═════ Given records ═════

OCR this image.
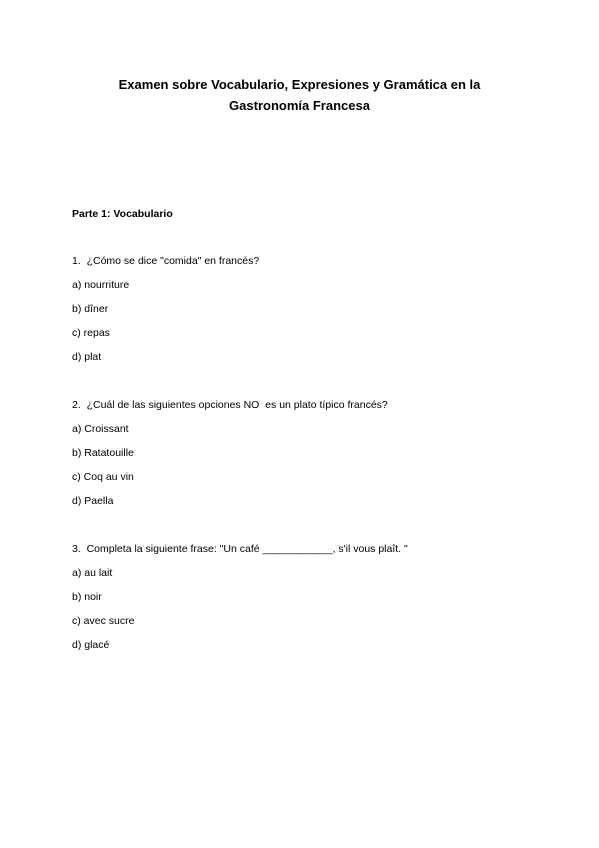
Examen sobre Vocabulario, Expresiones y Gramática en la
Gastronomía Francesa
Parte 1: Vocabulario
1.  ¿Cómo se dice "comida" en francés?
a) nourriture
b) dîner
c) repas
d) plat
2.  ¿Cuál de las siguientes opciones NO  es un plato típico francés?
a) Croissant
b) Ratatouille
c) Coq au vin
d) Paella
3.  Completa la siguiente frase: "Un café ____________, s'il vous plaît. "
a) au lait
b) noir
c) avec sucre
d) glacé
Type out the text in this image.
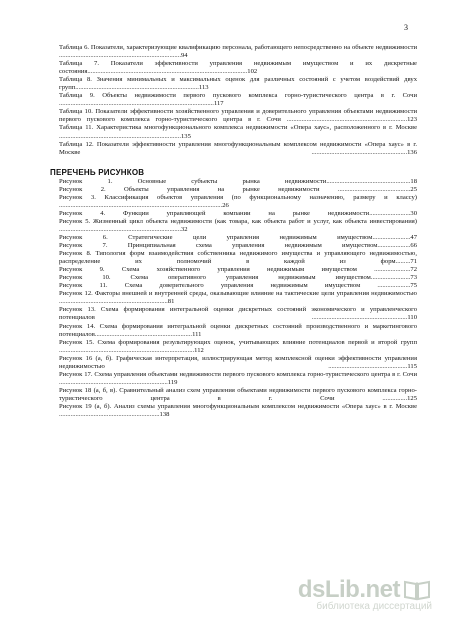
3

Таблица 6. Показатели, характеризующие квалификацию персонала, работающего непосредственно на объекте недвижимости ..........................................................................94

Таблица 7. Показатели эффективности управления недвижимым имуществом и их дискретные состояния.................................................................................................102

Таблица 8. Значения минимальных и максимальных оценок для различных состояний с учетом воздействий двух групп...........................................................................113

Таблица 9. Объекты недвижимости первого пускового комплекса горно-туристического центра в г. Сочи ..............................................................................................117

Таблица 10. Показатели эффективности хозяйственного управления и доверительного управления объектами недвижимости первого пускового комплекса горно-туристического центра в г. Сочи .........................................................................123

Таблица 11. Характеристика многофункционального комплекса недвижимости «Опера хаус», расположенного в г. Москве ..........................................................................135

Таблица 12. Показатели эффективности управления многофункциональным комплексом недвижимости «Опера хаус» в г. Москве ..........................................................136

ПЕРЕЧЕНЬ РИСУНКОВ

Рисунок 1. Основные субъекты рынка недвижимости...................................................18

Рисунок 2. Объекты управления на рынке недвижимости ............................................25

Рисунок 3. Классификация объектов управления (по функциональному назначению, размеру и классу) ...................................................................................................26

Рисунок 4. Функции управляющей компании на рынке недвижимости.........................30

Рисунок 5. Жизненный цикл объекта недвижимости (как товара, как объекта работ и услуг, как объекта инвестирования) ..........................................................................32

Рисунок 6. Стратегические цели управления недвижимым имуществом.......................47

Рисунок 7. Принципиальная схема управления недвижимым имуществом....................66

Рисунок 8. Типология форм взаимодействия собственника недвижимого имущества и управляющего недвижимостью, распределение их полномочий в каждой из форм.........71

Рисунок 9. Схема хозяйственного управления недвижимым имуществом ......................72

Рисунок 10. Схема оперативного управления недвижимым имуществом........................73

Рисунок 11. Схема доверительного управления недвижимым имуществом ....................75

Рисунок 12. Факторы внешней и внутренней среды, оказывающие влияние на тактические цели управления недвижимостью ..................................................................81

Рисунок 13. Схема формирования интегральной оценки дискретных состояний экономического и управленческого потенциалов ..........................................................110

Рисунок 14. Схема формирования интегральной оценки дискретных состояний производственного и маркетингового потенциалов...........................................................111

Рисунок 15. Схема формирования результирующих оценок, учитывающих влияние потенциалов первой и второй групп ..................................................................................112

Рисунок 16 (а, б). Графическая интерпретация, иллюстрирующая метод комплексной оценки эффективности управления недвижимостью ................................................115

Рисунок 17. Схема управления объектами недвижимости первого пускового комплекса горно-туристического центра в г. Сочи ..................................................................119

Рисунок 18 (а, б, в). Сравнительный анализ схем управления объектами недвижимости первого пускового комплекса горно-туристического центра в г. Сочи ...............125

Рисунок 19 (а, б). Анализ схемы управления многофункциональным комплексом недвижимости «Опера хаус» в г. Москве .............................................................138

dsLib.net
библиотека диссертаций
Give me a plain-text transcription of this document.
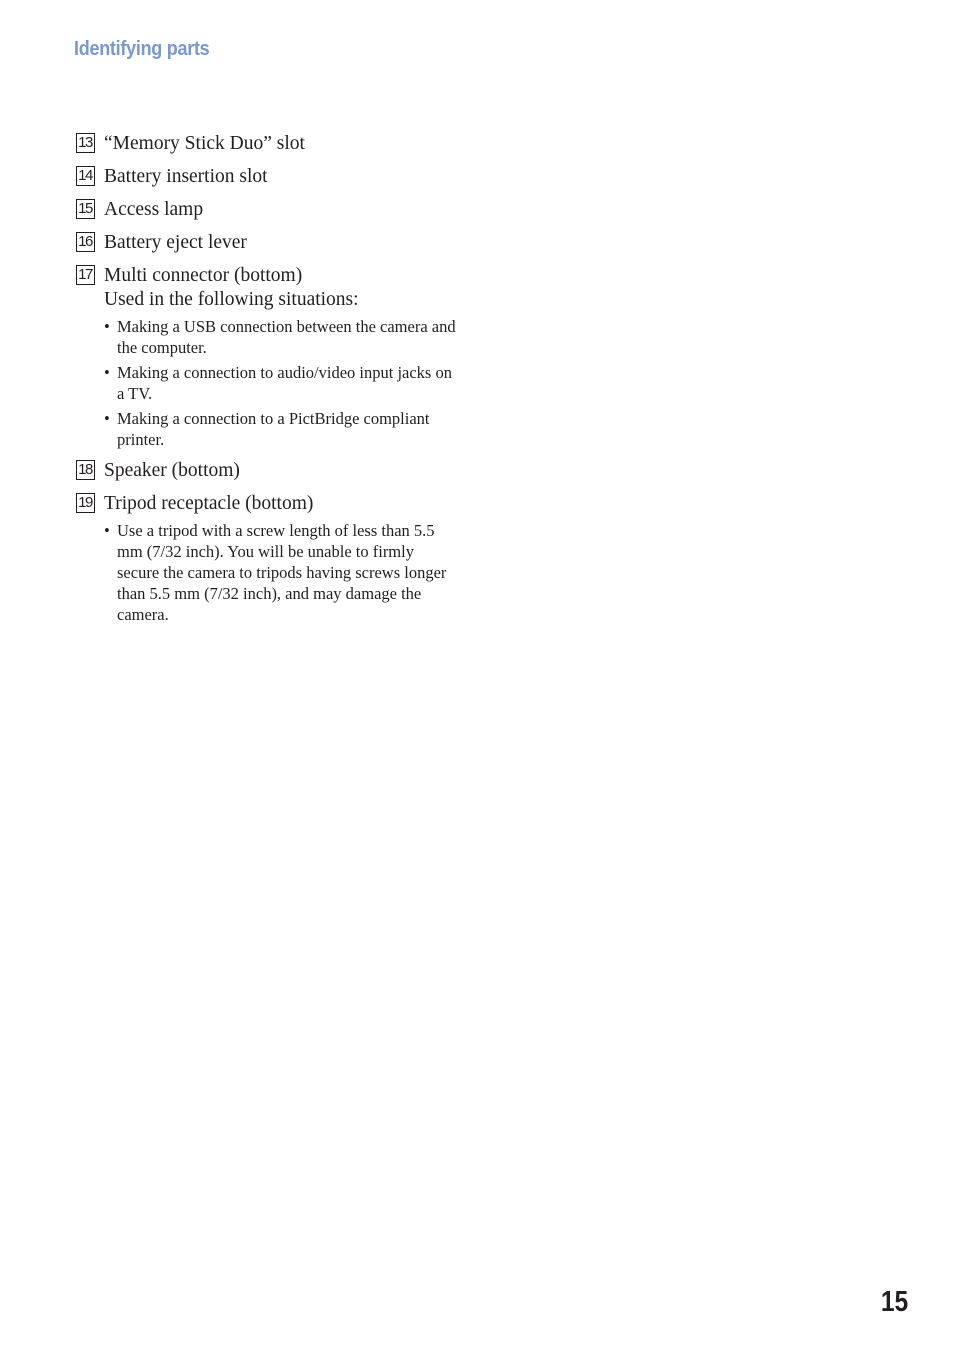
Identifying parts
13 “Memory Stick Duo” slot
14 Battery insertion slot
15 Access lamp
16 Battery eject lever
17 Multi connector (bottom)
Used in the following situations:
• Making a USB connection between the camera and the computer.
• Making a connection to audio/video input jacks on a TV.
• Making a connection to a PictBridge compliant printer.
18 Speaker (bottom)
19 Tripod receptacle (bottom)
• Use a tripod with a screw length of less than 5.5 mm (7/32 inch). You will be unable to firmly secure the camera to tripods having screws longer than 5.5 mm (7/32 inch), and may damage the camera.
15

═════

◆ **Do this**
Using the listing, copy every line where the word "slot" shows up.

◆ **Response below**
13 “Memory Stick Duo” slot
14 Battery insertion slot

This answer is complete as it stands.